<<<<

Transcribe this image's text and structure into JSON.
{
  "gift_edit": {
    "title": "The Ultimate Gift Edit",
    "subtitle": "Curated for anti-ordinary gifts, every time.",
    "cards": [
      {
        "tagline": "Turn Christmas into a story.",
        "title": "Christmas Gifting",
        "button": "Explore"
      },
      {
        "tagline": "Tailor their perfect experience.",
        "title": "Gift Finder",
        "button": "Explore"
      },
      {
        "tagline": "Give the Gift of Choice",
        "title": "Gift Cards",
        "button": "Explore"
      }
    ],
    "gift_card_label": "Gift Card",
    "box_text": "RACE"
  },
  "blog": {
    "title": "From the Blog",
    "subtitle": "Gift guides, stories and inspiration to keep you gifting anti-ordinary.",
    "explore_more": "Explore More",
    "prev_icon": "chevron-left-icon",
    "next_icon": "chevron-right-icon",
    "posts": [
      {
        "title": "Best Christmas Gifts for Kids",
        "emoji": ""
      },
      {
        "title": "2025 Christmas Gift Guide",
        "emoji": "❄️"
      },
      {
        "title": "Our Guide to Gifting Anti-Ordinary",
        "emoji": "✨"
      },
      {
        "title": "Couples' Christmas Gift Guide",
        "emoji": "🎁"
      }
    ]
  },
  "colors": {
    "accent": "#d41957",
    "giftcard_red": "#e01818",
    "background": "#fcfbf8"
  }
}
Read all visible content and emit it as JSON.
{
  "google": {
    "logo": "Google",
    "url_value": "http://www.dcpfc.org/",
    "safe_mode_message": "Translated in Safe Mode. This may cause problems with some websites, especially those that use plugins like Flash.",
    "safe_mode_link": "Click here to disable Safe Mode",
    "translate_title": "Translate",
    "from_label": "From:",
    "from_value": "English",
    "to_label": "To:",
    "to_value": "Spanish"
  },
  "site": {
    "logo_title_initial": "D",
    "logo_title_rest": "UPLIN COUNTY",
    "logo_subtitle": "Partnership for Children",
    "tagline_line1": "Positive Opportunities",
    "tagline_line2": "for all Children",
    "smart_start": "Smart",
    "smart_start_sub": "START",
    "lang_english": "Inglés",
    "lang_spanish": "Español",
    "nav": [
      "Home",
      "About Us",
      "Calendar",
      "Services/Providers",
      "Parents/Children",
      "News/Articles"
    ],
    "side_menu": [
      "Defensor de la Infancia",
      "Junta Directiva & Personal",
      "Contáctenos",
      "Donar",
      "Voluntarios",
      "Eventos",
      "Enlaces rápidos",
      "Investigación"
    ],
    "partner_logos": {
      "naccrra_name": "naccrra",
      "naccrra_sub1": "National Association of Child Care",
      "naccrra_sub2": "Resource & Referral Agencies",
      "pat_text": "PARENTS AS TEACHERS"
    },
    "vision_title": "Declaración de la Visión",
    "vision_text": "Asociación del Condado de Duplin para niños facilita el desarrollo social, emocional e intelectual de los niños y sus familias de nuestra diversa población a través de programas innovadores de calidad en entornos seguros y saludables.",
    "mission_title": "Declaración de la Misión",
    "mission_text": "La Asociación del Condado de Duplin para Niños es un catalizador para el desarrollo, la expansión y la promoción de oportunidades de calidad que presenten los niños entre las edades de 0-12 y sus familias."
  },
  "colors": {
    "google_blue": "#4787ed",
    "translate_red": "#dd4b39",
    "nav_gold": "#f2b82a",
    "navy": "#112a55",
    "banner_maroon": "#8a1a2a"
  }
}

>>>>

Your objective: Scan the material above for the word "chevron". Copy each line where it occurs.

Answer to the task:
    "prev_icon": "chevron-left-icon",
    "next_icon": "chevron-right-icon",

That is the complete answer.